Find the string "value" in the data, then copy every line where it is found.
# # # #
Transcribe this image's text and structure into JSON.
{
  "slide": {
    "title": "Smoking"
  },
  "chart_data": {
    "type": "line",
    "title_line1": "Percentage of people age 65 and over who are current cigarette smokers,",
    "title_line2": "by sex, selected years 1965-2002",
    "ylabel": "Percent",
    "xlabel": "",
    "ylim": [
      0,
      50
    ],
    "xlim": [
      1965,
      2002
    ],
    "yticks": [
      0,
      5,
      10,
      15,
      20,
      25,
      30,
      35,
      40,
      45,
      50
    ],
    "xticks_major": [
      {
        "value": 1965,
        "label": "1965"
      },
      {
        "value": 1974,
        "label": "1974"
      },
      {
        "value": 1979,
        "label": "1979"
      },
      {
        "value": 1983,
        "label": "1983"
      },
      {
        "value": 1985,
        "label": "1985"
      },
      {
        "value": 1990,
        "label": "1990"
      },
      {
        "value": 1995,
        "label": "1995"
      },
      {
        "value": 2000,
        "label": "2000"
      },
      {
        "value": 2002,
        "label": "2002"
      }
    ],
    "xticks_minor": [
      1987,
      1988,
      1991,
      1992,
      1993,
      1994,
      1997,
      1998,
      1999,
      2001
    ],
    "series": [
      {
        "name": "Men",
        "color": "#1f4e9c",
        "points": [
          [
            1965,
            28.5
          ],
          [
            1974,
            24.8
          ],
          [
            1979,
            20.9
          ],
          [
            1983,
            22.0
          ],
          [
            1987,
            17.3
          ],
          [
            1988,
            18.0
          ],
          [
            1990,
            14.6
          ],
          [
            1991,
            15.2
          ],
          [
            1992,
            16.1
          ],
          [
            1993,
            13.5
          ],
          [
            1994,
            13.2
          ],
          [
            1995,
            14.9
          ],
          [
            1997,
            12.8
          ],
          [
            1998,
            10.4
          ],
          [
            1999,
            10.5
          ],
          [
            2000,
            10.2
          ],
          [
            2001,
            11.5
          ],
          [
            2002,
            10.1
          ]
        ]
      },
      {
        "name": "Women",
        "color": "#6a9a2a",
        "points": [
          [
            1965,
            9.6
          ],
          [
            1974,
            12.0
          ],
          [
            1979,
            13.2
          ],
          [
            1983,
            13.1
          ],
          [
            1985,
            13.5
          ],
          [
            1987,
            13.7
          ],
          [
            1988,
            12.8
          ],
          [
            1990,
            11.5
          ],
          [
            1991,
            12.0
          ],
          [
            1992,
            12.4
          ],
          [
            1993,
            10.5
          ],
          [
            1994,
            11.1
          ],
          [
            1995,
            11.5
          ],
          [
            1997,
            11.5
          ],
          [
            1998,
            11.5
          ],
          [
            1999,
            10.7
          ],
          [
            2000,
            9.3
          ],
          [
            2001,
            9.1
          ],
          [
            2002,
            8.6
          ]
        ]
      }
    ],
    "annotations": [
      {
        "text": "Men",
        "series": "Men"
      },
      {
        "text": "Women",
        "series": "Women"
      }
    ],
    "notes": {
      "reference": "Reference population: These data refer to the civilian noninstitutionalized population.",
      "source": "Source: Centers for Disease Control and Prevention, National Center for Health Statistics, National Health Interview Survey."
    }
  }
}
# # # #
FINISHED TASK:
        "value": 1965,
        "value": 1974,
        "value": 1979,
        "value": 1983,
        "value": 1985,
        "value": 1990,
        "value": 1995,
        "value": 2000,
        "value": 2002,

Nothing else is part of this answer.